= WHAT IS ASKED =
Reproduce each of the following lines word for word, with no changes.

= GIVEN ENTRIES =
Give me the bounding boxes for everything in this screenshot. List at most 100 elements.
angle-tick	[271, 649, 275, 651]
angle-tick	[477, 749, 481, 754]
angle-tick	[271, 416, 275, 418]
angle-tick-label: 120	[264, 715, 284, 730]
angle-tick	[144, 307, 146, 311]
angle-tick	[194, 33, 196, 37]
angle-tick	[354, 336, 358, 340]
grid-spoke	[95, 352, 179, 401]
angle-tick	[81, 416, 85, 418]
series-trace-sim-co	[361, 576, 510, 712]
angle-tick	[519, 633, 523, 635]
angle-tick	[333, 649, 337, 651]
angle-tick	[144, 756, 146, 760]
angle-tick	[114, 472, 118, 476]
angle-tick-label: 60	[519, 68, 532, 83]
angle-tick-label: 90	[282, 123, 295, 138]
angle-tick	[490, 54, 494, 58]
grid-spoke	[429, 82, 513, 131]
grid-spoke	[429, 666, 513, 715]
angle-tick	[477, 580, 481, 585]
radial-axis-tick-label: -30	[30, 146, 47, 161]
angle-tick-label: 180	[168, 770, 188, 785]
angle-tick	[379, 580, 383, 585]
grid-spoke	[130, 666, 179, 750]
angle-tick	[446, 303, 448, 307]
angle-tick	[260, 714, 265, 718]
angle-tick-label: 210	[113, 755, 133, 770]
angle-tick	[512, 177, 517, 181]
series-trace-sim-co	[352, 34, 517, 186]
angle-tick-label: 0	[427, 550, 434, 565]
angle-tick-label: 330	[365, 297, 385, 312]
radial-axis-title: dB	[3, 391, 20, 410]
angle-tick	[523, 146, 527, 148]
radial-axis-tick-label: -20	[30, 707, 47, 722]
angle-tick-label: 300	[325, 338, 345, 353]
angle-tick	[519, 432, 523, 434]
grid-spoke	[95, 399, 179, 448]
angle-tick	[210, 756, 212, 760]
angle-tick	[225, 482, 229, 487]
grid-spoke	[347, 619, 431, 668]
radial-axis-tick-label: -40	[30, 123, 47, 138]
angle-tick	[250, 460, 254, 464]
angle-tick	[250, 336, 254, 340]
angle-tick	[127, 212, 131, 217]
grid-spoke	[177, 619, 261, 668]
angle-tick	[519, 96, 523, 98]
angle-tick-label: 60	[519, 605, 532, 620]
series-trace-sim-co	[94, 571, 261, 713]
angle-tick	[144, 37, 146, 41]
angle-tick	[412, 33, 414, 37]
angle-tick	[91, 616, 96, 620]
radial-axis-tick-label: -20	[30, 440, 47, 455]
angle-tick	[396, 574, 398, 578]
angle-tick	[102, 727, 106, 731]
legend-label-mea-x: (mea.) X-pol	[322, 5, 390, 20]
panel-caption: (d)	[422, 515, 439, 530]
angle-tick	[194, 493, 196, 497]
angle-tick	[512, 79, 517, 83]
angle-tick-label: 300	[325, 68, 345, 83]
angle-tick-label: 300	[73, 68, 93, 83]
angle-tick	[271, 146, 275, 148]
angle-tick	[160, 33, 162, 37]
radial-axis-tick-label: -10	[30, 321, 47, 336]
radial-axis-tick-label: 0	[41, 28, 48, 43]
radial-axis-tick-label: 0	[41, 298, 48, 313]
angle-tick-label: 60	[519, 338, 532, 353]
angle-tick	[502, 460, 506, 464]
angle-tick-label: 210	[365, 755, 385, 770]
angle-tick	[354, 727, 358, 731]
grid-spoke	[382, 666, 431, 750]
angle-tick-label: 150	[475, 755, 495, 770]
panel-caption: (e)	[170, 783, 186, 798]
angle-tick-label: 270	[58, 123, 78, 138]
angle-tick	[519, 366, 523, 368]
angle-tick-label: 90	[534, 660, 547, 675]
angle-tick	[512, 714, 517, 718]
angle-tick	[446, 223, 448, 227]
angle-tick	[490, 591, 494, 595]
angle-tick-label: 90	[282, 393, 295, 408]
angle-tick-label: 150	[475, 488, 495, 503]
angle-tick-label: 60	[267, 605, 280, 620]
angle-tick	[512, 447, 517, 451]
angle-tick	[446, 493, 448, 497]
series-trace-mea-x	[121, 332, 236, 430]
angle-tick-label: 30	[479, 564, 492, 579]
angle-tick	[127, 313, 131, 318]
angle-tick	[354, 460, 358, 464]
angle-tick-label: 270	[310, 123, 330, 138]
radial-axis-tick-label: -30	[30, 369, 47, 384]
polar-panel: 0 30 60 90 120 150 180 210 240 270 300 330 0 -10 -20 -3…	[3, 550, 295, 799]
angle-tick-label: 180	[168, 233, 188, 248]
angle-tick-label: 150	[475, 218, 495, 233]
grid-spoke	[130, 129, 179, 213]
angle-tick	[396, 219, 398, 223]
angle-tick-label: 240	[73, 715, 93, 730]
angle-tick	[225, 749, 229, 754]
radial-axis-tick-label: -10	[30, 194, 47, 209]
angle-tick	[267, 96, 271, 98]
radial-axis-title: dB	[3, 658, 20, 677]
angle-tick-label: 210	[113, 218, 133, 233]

= RESPONSE FOR THIS EXERCISE =
Give me the bounding boxes for everything in this screenshot. List at most 100 elements.
angle-tick	[271, 649, 275, 651]
angle-tick	[477, 749, 481, 754]
angle-tick	[271, 416, 275, 418]
angle-tick-label: 120	[264, 715, 284, 730]
angle-tick	[144, 307, 146, 311]
angle-tick	[194, 33, 196, 37]
angle-tick	[354, 336, 358, 340]
grid-spoke	[95, 352, 179, 401]
angle-tick	[81, 416, 85, 418]
series-trace-sim-co	[361, 576, 510, 712]
angle-tick	[519, 633, 523, 635]
angle-tick	[333, 649, 337, 651]
angle-tick	[144, 756, 146, 760]
angle-tick	[114, 472, 118, 476]
angle-tick-label: 60	[519, 68, 532, 83]
angle-tick-label: 90	[282, 123, 295, 138]
angle-tick	[490, 54, 494, 58]
grid-spoke	[429, 82, 513, 131]
grid-spoke	[429, 666, 513, 715]
angle-tick	[477, 580, 481, 585]
radial-axis-tick-label: -30	[30, 146, 47, 161]
angle-tick-label: 180	[168, 770, 188, 785]
angle-tick	[379, 580, 383, 585]
grid-spoke	[130, 666, 179, 750]
angle-tick	[446, 303, 448, 307]
angle-tick	[260, 714, 265, 718]
angle-tick-label: 210	[113, 755, 133, 770]
angle-tick	[512, 177, 517, 181]
series-trace-sim-co	[352, 34, 517, 186]
angle-tick-label: 0	[427, 550, 434, 565]
angle-tick-label: 330	[365, 297, 385, 312]
radial-axis-title: dB	[3, 391, 20, 410]
angle-tick	[523, 146, 527, 148]
radial-axis-tick-label: -20	[30, 707, 47, 722]
angle-tick-label: 300	[325, 338, 345, 353]
angle-tick	[519, 432, 523, 434]
grid-spoke	[95, 399, 179, 448]
angle-tick	[210, 756, 212, 760]
angle-tick	[225, 482, 229, 487]
grid-spoke	[347, 619, 431, 668]
radial-axis-tick-label: -40	[30, 123, 47, 138]
angle-tick	[250, 460, 254, 464]
angle-tick	[250, 336, 254, 340]
angle-tick	[127, 212, 131, 217]
grid-spoke	[177, 619, 261, 668]
angle-tick	[519, 96, 523, 98]
angle-tick-label: 60	[519, 605, 532, 620]
series-trace-sim-co	[94, 571, 261, 713]
angle-tick	[144, 37, 146, 41]
angle-tick	[412, 33, 414, 37]
angle-tick	[91, 616, 96, 620]
radial-axis-tick-label: -20	[30, 440, 47, 455]
angle-tick	[396, 574, 398, 578]
angle-tick	[102, 727, 106, 731]
legend-label-mea-x: (mea.) X-pol	[322, 5, 390, 20]
panel-caption: (d)	[422, 515, 439, 530]
angle-tick	[194, 493, 196, 497]
angle-tick	[512, 79, 517, 83]
angle-tick-label: 300	[325, 68, 345, 83]
angle-tick-label: 300	[73, 68, 93, 83]
angle-tick	[271, 146, 275, 148]
angle-tick	[160, 33, 162, 37]
radial-axis-tick-label: -10	[30, 321, 47, 336]
radial-axis-tick-label: 0	[41, 28, 48, 43]
radial-axis-tick-label: 0	[41, 298, 48, 313]
angle-tick-label: 60	[519, 338, 532, 353]
angle-tick	[502, 460, 506, 464]
angle-tick-label: 210	[365, 755, 385, 770]
angle-tick	[354, 727, 358, 731]
grid-spoke	[382, 666, 431, 750]
angle-tick-label: 150	[475, 755, 495, 770]
panel-caption: (e)	[170, 783, 186, 798]
angle-tick-label: 270	[58, 123, 78, 138]
angle-tick	[519, 366, 523, 368]
angle-tick-label: 90	[534, 660, 547, 675]
angle-tick	[512, 714, 517, 718]
angle-tick	[446, 223, 448, 227]
angle-tick	[490, 591, 494, 595]
angle-tick-label: 90	[282, 393, 295, 408]
angle-tick-label: 150	[475, 488, 495, 503]
angle-tick-label: 60	[267, 605, 280, 620]
angle-tick	[512, 447, 517, 451]
angle-tick	[446, 493, 448, 497]
series-trace-mea-x	[121, 332, 236, 430]
angle-tick-label: 30	[479, 564, 492, 579]
angle-tick	[127, 313, 131, 318]
angle-tick	[354, 460, 358, 464]
angle-tick-label: 270	[310, 123, 330, 138]
radial-axis-tick-label: -30	[30, 369, 47, 384]
polar-panel: 0 30 60 90 120 150 180 210 240 270 300 330 0 -10 -20 -3…	[3, 550, 295, 799]
angle-tick-label: 180	[168, 233, 188, 248]
angle-tick-label: 150	[475, 218, 495, 233]
grid-spoke	[130, 129, 179, 213]
angle-tick	[396, 219, 398, 223]
angle-tick-label: 240	[73, 715, 93, 730]
angle-tick	[225, 749, 229, 754]
radial-axis-tick-label: -10	[30, 194, 47, 209]
angle-tick	[267, 96, 271, 98]
radial-axis-title: dB	[3, 658, 20, 677]
angle-tick-label: 210	[113, 218, 133, 233]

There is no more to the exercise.